### EXERCISE DETAILS
Copy out the following passage on performance test configurations and tuning verbatim, in full.

[Start of SOURCE EXTRACT]

We have used test environments in the following three system configurations:

  • Red Hat Enterprise Linux Server 7.7 on IBM System x3650 M3, 2x Intel Xeon X5660 CPUs (6 cores each, 12 in total) @ 2.8 GHz, hyperthreading disabled, 32 GB RAM
  • Windows Server 2016 Standard on IBM System x3650 M3, 2x Intel Xeon X5660 CPUs (6 cores each, 12 in total) @ 2.8 GHz, hyperthreading disabled, 32 GB RAM
  • IBM AIX 7.2 in an LPAR configured with 8 processors @ 4157 MHz and 4-way hyperthreading (32 logical cores in total), 122 GB RAM, on IBM Power System S822 (8284-22A)

We compare the performance of the following two software products, testing them on each of the above configurations:

Optimization and Tuning

Generally, we aim to test the products in their default configurations unless they are for some reason not suitable for the test. There is one concurrency-related setting on message flows that we change from its default value.

With the goal of efficiently using the available CPU capacity, we set the "Additional instances" property of message flows under the Workload Management group of configuration options, in line with the concurrency requirements of the test being executed. For each test, we set the total number of message flow instances to three times the number of "virtual" CPU cores configured on the server container. By "virtual" CPU cores, we mean the CPU capacity that we artificially restrict our server processes to using the OS-level facilities mentioned in the Reporting Performance Metrics page, and they do not necessarily correspond to physical or OS-level logical CPU cores, or any other formal CPU count. For our tests, this has proven to be a reasonable compromise between excessive context switching overhead and having too few threads to serve the inbound workload.

[End of SOURCE EXTRACT]
[Start of DATASET SECTION]

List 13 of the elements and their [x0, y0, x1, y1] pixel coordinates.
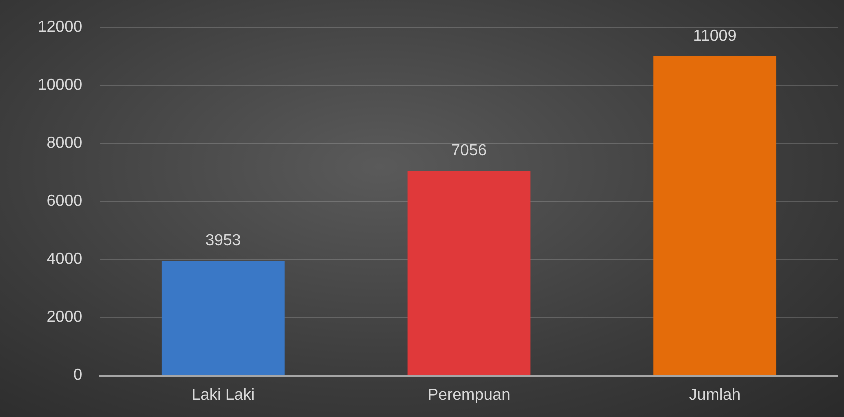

[End of DATASET SECTION]

### OUTPUT FOR THIS EXERCISE
We have used test environments in the following three system configurations:

  • Red Hat Enterprise Linux Server 7.7 on IBM System x3650 M3, 2x Intel Xeon X5660 CPUs (6 cores each, 12 in total) @ 2.8 GHz, hyperthreading disabled, 32 GB RAM
  • Windows Server 2016 Standard on IBM System x3650 M3, 2x Intel Xeon X5660 CPUs (6 cores each, 12 in total) @ 2.8 GHz, hyperthreading disabled, 32 GB RAM
  • IBM AIX 7.2 in an LPAR configured with 8 processors @ 4157 MHz and 4-way hyperthreading (32 logical cores in total), 122 GB RAM, on IBM Power System S822 (8284-22A)

We compare the performance of the following two software products, testing them on each of the above configurations:

Optimization and Tuning

Generally, we aim to test the products in their default configurations unless they are for some reason not suitable for the test. There is one concurrency-related setting on message flows that we change from its default value.

With the goal of efficiently using the available CPU capacity, we set the "Additional instances" property of message flows under the Workload Management group of configuration options, in line with the concurrency requirements of the test being executed. For each test, we set the total number of message flow instances to three times the number of "virtual" CPU cores configured on the server container. By "virtual" CPU cores, we mean the CPU capacity that we artificially restrict our server processes to using the OS-level facilities mentioned in the Reporting Performance Metrics page, and they do not necessarily correspond to physical or OS-level logical CPU cores, or any other formal CPU count. For our tests, this has proven to be a reasonable compromise between excessive context switching overhead and having too few threads to serve the inbound workload.